## Task details:
Every line from the line containing "Output a JSON" through the final line below is to be repeated exactly; no other line is.

## The input:
++++

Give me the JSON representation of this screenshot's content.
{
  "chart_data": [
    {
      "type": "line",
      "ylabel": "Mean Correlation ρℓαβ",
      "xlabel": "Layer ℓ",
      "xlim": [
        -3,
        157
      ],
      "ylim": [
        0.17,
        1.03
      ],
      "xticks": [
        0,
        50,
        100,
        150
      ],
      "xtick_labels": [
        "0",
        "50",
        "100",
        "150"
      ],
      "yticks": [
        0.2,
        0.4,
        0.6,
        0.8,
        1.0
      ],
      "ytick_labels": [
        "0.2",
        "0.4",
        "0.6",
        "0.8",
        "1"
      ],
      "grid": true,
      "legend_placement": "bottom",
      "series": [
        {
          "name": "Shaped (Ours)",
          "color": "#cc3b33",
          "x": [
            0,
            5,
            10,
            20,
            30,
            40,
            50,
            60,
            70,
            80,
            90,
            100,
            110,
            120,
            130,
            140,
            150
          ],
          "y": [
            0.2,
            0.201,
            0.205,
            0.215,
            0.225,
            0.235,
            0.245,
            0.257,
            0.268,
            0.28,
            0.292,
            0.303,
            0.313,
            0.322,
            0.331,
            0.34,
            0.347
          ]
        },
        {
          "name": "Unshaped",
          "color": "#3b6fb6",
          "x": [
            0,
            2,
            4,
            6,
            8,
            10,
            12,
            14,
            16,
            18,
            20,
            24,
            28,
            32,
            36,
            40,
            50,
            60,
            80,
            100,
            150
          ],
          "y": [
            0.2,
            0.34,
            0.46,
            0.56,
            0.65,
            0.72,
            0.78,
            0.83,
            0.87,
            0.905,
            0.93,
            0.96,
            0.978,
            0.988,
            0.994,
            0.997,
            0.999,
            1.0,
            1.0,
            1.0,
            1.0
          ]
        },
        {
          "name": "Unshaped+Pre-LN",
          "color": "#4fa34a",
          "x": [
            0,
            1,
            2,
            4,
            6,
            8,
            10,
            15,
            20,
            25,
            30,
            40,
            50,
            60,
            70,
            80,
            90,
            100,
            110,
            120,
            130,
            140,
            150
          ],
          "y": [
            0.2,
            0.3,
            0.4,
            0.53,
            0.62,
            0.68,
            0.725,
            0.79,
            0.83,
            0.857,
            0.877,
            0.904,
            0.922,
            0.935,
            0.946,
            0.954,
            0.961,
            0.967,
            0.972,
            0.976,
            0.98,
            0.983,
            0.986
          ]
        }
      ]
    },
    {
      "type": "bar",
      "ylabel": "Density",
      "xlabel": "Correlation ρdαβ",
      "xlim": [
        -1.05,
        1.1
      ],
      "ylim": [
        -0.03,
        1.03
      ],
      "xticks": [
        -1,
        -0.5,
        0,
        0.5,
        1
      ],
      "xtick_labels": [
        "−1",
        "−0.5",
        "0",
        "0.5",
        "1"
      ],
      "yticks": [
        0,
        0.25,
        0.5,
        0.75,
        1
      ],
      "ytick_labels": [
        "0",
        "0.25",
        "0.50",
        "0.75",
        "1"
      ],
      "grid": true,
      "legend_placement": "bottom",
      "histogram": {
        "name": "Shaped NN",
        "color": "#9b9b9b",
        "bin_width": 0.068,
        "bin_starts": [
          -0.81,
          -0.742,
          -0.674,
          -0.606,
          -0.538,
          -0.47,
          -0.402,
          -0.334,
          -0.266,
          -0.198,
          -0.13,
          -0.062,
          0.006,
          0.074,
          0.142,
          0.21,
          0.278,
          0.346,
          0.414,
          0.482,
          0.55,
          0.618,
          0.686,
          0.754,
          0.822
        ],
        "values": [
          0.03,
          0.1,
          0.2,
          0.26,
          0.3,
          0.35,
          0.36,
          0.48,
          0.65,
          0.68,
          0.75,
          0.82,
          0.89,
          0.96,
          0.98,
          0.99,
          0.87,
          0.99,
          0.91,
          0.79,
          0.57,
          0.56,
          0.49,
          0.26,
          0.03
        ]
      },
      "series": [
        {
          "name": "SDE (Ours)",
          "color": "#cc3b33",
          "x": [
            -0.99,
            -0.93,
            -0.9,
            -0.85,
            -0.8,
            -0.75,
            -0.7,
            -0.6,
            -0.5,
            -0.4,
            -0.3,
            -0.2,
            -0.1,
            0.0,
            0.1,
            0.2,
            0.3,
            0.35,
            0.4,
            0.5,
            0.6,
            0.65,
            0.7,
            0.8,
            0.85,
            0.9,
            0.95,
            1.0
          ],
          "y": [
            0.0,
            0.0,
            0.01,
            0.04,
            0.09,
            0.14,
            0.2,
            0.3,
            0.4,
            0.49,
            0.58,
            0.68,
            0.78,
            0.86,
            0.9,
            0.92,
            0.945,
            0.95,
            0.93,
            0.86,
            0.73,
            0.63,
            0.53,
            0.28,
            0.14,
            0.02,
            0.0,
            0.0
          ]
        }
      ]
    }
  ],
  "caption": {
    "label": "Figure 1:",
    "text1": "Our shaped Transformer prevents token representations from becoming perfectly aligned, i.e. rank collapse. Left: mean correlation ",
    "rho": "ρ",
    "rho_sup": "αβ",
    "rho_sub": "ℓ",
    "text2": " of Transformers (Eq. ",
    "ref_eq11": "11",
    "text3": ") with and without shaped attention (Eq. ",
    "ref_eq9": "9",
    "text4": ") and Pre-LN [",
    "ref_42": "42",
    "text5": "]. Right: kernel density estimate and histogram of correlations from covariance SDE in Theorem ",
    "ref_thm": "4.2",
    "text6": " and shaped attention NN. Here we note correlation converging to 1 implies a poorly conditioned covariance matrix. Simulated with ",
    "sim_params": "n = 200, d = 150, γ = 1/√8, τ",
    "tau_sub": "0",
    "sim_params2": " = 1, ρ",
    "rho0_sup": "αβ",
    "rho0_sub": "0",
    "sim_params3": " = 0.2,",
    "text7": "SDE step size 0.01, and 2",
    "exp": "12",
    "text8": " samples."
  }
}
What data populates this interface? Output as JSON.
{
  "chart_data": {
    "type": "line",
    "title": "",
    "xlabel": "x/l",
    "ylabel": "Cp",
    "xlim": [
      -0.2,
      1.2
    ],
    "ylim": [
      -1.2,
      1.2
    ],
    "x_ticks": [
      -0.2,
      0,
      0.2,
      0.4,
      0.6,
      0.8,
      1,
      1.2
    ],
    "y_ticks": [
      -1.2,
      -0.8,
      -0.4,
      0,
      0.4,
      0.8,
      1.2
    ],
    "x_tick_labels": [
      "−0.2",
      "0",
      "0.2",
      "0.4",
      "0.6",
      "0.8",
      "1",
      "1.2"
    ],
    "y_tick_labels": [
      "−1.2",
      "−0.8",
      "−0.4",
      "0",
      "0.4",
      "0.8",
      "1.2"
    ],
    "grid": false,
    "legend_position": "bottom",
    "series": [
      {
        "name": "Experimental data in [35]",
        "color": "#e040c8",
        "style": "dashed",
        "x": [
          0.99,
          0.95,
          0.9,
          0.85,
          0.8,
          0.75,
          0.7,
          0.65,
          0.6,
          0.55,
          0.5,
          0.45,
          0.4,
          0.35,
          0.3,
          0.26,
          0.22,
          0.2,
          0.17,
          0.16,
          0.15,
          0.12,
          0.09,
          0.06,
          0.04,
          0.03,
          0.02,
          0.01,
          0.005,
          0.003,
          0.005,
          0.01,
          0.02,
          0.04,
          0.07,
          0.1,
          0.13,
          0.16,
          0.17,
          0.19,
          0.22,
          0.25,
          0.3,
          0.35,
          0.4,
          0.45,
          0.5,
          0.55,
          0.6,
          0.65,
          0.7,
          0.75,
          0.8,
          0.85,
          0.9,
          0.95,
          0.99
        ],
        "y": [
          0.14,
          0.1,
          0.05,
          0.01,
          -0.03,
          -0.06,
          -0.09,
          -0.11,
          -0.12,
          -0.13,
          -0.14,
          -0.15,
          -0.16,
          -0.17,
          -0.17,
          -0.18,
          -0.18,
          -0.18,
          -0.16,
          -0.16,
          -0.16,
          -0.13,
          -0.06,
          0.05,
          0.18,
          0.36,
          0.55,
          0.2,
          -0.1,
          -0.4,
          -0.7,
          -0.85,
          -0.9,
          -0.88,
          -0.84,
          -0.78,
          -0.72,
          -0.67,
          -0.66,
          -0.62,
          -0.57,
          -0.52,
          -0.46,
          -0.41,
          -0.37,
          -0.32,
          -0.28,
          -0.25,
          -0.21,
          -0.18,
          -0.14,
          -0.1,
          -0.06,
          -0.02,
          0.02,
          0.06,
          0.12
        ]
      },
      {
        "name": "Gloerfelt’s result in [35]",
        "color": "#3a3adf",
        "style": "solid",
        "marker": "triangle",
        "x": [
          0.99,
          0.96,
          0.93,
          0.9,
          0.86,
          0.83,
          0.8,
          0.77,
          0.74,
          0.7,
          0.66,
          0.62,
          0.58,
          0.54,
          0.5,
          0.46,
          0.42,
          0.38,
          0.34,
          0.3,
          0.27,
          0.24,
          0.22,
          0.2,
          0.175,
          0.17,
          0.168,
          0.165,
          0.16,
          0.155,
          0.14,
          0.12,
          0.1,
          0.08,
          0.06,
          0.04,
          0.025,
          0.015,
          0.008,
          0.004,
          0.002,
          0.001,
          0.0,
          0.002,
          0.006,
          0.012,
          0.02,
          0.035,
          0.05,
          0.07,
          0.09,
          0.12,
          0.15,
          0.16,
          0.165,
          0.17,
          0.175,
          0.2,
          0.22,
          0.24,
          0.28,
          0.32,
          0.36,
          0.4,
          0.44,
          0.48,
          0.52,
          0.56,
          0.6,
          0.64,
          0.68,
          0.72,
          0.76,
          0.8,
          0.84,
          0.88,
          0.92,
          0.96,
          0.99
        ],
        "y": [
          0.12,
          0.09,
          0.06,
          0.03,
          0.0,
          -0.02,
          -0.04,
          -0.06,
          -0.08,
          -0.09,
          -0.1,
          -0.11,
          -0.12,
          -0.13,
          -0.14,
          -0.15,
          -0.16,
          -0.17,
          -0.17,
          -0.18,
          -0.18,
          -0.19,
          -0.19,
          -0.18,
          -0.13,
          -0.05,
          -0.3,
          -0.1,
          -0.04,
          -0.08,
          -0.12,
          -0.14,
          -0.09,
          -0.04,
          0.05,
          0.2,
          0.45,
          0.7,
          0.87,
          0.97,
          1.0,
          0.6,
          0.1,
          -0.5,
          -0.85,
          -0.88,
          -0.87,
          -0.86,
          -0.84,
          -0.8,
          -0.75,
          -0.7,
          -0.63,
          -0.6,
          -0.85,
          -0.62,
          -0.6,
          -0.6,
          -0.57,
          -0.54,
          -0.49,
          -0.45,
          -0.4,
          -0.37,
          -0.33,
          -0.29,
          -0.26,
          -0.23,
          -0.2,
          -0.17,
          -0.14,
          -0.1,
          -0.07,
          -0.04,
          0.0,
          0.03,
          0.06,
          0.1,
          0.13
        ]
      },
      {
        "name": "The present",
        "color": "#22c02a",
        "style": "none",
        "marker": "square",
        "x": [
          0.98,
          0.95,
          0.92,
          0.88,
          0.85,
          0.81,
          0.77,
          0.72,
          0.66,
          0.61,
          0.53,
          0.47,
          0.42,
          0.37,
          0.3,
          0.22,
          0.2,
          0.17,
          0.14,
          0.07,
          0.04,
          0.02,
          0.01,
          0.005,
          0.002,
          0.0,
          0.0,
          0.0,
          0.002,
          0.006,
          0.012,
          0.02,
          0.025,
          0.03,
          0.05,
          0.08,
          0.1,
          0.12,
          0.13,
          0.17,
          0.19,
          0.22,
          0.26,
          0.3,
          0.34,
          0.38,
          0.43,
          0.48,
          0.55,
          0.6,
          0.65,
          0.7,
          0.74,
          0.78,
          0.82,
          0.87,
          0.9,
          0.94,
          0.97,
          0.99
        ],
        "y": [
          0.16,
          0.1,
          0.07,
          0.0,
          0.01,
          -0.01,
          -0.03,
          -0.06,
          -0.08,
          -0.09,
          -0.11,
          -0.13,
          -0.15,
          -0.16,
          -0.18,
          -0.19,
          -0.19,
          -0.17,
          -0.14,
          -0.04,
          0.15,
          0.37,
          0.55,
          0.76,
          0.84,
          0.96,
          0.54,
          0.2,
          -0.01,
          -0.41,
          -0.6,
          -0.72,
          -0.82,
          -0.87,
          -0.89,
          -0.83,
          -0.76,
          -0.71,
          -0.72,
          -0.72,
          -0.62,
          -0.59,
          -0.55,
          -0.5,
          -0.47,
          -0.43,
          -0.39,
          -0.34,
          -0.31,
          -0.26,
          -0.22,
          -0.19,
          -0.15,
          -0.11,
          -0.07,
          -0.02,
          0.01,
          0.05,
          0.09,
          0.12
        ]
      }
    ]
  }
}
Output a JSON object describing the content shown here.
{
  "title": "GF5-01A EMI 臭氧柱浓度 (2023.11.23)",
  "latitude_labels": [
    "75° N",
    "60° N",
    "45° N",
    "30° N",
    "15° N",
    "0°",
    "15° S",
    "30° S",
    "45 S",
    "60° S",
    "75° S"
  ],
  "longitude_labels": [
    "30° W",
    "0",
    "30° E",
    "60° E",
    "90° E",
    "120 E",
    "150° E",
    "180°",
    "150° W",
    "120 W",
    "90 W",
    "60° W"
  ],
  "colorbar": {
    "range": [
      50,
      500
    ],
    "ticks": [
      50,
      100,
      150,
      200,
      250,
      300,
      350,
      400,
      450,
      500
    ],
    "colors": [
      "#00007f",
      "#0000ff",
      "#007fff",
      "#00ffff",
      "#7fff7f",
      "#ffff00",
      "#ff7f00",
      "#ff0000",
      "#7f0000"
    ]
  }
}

++++

## Correct answer:
Output a JSON object describing the content shown here.
{
  "title": "GF5-01A EMI 臭氧柱浓度 (2023.11.23)",
  "latitude_labels": [
    "75° N",
    "60° N",
    "45° N",
    "30° N",
    "15° N",
    "0°",
    "15° S",
    "30° S",
    "45 S",
    "60° S",
    "75° S"
  ],
  "longitude_labels": [
    "30° W",
    "0",
    "30° E",
    "60° E",
    "90° E",
    "120 E",
    "150° E",
    "180°",
    "150° W",
    "120 W",
    "90 W",
    "60° W"
  ],
  "colorbar": {
    "range": [
      50,
      500
    ],
    "ticks": [
      50,
      100,
      150,
      200,
      250,
      300,
      350,
      400,
      450,
      500
    ],
    "colors": [
      "#00007f",
      "#0000ff",
      "#007fff",
      "#00ffff",
      "#7fff7f",
      "#ffff00",
      "#ff7f00",
      "#ff0000",
      "#7f0000"
    ]
  }
}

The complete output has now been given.